I've ended up with a load of smart bulbs in my living room, originally for the ability to tweak the colour temperature, but I've since fallen down a bit of a rabbit hole with Home Assistant. Crucially, I want my home to work like a normal home - light switches switch the lights on and off, for example. I've added a few Shelly relays to the light switches to allow the switch to recall scenes in Home Assistant. So far so good.
I don't like that I have to open an app or webpage to tweak the brightness of things though. I currently have a 2 gang back box above my mantel that the previous owners were using to route an antenna cable to their TV, and is currently sitting there with a blanking plate. I'd like to add a 4-way dimmer switch and use the four knobs to control the state of individual bulbs. I need to somehow read the value of each dimmer knob into Home Assistant. Getting USB power to the back box should be possible.
My current thoughts are to use an ESP32 to read the resistance of the dimmers via the ADC inputs. Does anyone have any experience of achieving the end result I want, and have any thoughts or alternate suggestions on how to achieve it?

Bounding box entries:

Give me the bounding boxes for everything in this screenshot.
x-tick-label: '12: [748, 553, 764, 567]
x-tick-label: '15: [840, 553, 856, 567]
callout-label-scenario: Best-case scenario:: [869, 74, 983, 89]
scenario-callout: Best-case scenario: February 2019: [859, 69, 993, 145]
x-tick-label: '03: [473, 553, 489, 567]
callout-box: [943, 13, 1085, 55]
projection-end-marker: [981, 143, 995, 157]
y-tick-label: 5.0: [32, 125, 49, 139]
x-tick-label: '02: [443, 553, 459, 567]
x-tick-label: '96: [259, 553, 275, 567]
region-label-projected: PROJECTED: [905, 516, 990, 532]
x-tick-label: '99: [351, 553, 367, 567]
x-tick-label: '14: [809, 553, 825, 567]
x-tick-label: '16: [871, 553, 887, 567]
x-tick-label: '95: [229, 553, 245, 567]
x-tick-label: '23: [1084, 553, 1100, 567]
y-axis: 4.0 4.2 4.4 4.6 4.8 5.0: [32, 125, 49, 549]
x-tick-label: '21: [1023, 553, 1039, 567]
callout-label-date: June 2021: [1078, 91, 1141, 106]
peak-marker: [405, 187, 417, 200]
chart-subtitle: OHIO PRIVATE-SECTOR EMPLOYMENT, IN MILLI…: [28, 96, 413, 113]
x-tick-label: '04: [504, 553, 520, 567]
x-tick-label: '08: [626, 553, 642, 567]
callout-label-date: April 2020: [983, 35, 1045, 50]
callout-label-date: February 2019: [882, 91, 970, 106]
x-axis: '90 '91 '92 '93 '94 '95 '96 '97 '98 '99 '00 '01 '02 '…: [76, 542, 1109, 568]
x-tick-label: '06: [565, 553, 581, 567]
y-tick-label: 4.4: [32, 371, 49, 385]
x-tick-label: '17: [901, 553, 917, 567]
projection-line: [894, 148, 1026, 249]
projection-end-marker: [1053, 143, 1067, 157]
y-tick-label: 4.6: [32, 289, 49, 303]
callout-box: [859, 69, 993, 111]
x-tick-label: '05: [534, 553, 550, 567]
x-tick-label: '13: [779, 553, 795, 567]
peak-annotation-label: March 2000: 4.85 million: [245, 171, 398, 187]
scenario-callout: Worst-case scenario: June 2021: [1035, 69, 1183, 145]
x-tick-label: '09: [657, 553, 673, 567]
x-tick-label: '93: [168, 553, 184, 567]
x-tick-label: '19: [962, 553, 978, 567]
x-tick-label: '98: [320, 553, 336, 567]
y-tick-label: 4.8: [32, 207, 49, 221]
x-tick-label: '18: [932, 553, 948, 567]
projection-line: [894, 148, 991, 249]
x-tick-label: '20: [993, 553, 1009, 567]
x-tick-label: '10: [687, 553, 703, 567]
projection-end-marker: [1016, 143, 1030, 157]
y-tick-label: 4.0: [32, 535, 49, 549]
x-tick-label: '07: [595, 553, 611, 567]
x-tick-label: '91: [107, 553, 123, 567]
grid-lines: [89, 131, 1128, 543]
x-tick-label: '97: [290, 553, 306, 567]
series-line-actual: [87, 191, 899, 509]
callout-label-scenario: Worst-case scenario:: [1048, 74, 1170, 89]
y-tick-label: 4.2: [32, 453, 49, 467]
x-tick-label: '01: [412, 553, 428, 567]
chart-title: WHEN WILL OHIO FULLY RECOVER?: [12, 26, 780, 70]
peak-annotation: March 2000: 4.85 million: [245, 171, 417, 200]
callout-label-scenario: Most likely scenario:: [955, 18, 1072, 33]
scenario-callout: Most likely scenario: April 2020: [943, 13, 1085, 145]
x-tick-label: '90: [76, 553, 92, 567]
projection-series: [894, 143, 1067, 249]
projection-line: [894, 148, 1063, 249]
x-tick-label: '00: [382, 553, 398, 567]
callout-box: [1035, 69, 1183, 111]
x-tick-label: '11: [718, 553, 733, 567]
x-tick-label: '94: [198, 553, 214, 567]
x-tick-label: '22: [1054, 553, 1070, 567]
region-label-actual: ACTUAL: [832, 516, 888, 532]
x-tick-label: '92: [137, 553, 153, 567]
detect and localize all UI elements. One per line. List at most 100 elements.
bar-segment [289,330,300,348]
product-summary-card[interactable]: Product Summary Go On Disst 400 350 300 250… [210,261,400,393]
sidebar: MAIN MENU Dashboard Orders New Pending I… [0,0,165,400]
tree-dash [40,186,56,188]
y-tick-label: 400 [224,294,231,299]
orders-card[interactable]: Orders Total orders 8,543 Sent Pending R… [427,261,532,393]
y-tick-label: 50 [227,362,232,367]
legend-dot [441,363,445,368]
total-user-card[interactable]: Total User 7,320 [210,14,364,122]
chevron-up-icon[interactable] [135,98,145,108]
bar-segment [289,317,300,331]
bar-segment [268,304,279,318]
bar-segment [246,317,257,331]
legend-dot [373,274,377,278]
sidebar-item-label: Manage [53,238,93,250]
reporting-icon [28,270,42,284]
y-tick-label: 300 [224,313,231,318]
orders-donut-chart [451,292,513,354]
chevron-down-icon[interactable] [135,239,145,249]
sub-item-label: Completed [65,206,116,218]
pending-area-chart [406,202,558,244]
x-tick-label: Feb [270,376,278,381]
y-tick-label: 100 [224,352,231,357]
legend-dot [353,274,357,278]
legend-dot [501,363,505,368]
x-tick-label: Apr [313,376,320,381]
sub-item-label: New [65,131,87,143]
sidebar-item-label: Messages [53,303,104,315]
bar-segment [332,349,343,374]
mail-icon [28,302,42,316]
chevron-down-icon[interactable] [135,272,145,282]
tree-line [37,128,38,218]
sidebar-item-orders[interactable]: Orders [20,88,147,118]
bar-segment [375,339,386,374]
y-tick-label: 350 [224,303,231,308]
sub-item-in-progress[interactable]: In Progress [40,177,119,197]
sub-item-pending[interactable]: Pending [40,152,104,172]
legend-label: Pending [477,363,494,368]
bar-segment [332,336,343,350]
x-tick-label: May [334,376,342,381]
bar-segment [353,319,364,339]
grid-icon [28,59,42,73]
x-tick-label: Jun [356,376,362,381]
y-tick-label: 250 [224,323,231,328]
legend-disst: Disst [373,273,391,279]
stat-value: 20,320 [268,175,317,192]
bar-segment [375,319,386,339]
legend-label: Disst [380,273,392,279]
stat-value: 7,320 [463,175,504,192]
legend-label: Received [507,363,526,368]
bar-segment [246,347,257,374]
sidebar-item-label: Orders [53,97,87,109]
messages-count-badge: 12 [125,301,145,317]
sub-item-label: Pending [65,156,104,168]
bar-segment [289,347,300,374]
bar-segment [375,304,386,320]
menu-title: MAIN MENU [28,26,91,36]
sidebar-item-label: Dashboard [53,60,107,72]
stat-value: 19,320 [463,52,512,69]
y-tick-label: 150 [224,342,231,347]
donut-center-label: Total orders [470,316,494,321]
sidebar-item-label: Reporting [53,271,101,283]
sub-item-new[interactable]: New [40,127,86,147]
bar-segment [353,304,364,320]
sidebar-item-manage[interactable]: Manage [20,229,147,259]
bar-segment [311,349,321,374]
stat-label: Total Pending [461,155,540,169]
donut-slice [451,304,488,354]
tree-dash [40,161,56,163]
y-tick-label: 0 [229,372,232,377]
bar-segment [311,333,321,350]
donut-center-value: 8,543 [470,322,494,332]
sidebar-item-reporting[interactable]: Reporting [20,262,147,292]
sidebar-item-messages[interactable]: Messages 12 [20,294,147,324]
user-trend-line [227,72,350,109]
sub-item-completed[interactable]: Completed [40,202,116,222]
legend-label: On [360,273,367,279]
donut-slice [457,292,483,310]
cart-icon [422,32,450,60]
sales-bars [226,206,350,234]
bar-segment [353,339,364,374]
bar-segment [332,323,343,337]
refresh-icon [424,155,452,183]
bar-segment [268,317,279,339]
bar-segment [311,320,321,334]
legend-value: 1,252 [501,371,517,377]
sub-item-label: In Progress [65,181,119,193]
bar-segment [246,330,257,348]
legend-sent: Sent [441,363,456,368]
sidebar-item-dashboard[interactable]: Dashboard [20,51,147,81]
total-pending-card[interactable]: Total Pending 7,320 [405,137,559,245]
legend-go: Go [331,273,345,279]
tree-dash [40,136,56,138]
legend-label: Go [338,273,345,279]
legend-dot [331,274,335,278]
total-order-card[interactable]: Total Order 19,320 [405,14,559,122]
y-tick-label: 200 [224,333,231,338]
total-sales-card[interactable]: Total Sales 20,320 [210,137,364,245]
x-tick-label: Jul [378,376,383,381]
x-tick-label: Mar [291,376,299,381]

> Exercise requirements:
(1) Answer these questions about the smart-lighting post:
(a) What did the writer add to the light switches so they can recall scenes in Home Assistant?
(b) What were the previous owners using the 2 gang back box above the mantel for?
(c) What does the writer currently plan to use to read the resistance of the dimmers?
(2) Turn everything in the records, from the start down through the line containing "x-tick-label: '03: [473, 553, 489, 567]", into a JSON list of strings, one string per line.

> The replies:
(1)
(a) A few Shelly relays.
(b) To route an antenna cable to their TV.
(c) An ESP32, reading the resistance through its ADC inputs.

(2)
[
  "Give me the bounding boxes for everything in this screenshot.",
  "x-tick-label: '12: [748, 553, 764, 567]",
  "x-tick-label: '15: [840, 553, 856, 567]",
  "callout-label-scenario: Best-case scenario:: [869, 74, 983, 89]",
  "scenario-callout: Best-case scenario: February 2019: [859, 69, 993, 145]",
  "x-tick-label: '03: [473, 553, 489, 567]"
]